## YOUR GOAL
Retype each line exactly. Skip images.

## RECORDS SUPPLIED
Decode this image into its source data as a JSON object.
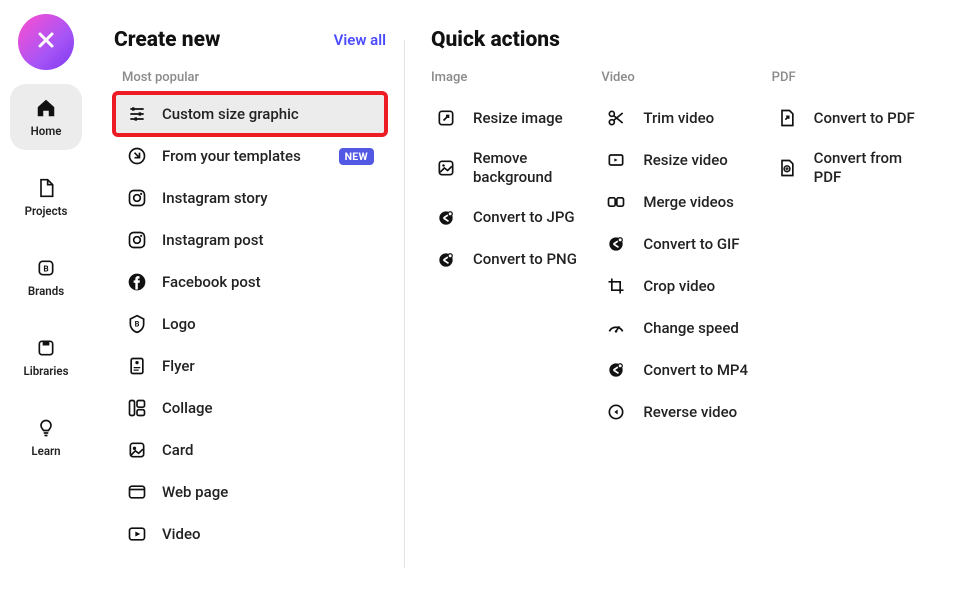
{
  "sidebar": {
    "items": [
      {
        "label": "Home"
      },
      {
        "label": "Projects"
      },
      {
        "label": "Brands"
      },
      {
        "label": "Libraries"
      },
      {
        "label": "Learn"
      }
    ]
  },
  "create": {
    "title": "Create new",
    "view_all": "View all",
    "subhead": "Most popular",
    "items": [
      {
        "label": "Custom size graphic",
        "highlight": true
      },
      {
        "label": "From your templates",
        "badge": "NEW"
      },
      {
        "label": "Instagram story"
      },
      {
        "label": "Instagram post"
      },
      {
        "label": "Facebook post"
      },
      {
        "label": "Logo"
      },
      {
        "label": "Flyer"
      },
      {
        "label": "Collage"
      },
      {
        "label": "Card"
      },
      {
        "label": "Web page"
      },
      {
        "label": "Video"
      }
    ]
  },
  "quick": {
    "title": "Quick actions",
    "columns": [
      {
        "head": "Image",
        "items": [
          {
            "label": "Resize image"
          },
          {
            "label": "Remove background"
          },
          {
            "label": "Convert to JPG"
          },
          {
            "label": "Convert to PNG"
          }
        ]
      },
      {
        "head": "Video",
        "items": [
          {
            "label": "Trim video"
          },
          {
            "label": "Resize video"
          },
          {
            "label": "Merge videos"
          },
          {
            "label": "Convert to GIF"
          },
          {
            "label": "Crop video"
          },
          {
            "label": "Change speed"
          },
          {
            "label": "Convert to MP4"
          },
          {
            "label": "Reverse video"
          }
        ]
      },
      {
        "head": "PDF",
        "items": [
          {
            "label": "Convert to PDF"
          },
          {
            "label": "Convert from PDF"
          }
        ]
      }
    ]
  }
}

## ANSWER TO THE TASK
Decode this image into its source data as a JSON object.
{
  "sidebar": {
    "items": [
      {
        "label": "Home"
      },
      {
        "label": "Projects"
      },
      {
        "label": "Brands"
      },
      {
        "label": "Libraries"
      },
      {
        "label": "Learn"
      }
    ]
  },
  "create": {
    "title": "Create new",
    "view_all": "View all",
    "subhead": "Most popular",
    "items": [
      {
        "label": "Custom size graphic",
        "highlight": true
      },
      {
        "label": "From your templates",
        "badge": "NEW"
      },
      {
        "label": "Instagram story"
      },
      {
        "label": "Instagram post"
      },
      {
        "label": "Facebook post"
      },
      {
        "label": "Logo"
      },
      {
        "label": "Flyer"
      },
      {
        "label": "Collage"
      },
      {
        "label": "Card"
      },
      {
        "label": "Web page"
      },
      {
        "label": "Video"
      }
    ]
  },
  "quick": {
    "title": "Quick actions",
    "columns": [
      {
        "head": "Image",
        "items": [
          {
            "label": "Resize image"
          },
          {
            "label": "Remove background"
          },
          {
            "label": "Convert to JPG"
          },
          {
            "label": "Convert to PNG"
          }
        ]
      },
      {
        "head": "Video",
        "items": [
          {
            "label": "Trim video"
          },
          {
            "label": "Resize video"
          },
          {
            "label": "Merge videos"
          },
          {
            "label": "Convert to GIF"
          },
          {
            "label": "Crop video"
          },
          {
            "label": "Change speed"
          },
          {
            "label": "Convert to MP4"
          },
          {
            "label": "Reverse video"
          }
        ]
      },
      {
        "head": "PDF",
        "items": [
          {
            "label": "Convert to PDF"
          },
          {
            "label": "Convert from PDF"
          }
        ]
      }
    ]
  }
}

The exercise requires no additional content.